- **REQUEST**: Pick out each line with the word "built" from the material that follows.

[start of THE DATA]

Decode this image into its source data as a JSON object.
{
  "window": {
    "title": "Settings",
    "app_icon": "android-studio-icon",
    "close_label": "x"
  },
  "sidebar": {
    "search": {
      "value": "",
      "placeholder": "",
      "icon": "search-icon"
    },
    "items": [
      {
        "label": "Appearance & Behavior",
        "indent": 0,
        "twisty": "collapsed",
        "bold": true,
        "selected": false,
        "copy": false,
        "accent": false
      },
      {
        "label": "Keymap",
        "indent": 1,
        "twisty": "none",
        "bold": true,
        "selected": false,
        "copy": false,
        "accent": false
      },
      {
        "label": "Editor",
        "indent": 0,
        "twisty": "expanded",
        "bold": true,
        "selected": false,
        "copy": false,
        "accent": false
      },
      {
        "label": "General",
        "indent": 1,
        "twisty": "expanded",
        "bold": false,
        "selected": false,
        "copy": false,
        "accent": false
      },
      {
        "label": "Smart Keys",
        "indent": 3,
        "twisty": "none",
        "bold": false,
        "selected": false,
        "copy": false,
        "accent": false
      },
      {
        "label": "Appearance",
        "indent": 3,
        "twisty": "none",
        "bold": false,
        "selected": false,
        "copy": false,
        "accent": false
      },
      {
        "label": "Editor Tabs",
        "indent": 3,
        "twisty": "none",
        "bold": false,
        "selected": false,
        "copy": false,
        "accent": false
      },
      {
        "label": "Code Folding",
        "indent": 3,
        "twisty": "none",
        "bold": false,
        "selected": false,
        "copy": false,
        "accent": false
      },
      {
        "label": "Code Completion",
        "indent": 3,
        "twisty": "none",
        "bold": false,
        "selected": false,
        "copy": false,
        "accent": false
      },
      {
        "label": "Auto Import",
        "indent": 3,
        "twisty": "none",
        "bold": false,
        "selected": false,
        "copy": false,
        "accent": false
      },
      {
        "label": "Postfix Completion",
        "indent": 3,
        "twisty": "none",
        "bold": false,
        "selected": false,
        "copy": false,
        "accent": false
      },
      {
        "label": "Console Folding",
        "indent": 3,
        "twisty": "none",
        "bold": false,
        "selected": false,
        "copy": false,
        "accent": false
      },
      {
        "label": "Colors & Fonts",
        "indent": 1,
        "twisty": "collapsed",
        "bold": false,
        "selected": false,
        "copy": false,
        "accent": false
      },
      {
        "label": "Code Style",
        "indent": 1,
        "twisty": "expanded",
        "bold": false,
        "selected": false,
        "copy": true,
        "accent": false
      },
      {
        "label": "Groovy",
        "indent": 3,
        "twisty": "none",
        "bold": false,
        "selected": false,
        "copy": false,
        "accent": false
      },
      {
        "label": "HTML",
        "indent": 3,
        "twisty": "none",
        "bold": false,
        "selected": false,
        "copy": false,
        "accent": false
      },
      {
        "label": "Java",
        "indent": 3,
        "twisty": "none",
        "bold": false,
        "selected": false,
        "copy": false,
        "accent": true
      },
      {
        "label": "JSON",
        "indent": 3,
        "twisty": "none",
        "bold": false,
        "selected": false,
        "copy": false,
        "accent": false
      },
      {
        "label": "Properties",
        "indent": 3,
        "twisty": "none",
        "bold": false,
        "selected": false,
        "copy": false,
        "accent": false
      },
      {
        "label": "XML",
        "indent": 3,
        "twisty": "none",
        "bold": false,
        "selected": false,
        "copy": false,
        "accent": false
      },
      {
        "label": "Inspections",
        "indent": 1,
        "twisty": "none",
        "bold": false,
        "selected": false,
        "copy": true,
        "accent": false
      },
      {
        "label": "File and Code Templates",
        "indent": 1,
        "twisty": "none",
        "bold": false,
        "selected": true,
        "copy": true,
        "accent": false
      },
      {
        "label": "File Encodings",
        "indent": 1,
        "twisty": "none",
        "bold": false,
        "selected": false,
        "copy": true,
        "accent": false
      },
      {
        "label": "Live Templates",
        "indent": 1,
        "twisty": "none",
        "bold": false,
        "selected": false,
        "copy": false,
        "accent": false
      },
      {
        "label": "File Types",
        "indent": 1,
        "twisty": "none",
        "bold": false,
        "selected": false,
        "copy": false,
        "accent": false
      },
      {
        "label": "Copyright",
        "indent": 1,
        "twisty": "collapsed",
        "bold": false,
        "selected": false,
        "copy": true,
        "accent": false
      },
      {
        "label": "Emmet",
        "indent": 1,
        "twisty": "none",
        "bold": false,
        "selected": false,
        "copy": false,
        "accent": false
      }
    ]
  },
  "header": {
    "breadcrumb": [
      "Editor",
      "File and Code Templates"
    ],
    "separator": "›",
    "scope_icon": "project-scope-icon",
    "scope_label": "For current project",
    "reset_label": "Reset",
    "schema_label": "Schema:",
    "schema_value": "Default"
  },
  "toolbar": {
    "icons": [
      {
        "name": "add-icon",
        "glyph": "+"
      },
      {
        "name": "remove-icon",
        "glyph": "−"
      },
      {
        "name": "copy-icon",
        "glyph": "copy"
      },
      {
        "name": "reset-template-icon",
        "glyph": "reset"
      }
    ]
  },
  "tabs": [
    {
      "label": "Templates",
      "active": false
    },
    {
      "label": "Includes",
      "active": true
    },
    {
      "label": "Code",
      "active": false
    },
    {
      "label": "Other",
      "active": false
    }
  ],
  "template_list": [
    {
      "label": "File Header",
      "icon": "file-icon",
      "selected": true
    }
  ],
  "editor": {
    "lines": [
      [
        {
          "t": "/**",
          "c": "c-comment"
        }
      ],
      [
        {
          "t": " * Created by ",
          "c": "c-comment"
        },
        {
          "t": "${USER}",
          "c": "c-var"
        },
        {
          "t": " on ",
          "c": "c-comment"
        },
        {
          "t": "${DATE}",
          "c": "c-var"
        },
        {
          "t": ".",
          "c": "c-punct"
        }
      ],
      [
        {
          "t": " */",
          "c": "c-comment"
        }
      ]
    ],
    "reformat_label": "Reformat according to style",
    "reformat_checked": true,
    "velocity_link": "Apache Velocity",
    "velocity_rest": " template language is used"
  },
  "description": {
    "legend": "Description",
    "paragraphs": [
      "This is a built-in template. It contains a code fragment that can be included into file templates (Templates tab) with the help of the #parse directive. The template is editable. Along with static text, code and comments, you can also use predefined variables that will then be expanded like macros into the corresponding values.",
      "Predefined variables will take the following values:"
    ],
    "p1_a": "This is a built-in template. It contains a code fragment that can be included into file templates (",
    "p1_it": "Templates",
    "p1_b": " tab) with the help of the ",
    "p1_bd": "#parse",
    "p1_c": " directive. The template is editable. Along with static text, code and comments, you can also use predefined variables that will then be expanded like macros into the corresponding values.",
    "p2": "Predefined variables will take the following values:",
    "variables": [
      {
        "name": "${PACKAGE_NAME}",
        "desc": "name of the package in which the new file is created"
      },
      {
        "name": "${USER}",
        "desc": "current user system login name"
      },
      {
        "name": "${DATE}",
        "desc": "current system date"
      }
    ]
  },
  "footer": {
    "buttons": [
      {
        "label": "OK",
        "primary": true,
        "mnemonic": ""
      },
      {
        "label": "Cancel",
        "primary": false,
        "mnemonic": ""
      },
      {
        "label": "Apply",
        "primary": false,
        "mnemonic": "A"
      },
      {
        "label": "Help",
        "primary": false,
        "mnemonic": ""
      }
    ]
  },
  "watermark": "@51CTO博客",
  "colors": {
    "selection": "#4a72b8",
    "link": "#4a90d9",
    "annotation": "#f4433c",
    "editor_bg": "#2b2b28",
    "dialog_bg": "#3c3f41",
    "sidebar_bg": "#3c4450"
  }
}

[end of THE DATA]

- **SOLUTION BELOW**:
      "This is a built-in template. It contains a code fragment that can be included into file templates (Templates tab) with the help of the #parse directive. The template is editable. Along with static text, code and comments, you can also use predefined variables that will then be expanded like macros into the corresponding values.",
    "p1_a": "This is a built-in template. It contains a code fragment that can be included into file templates (",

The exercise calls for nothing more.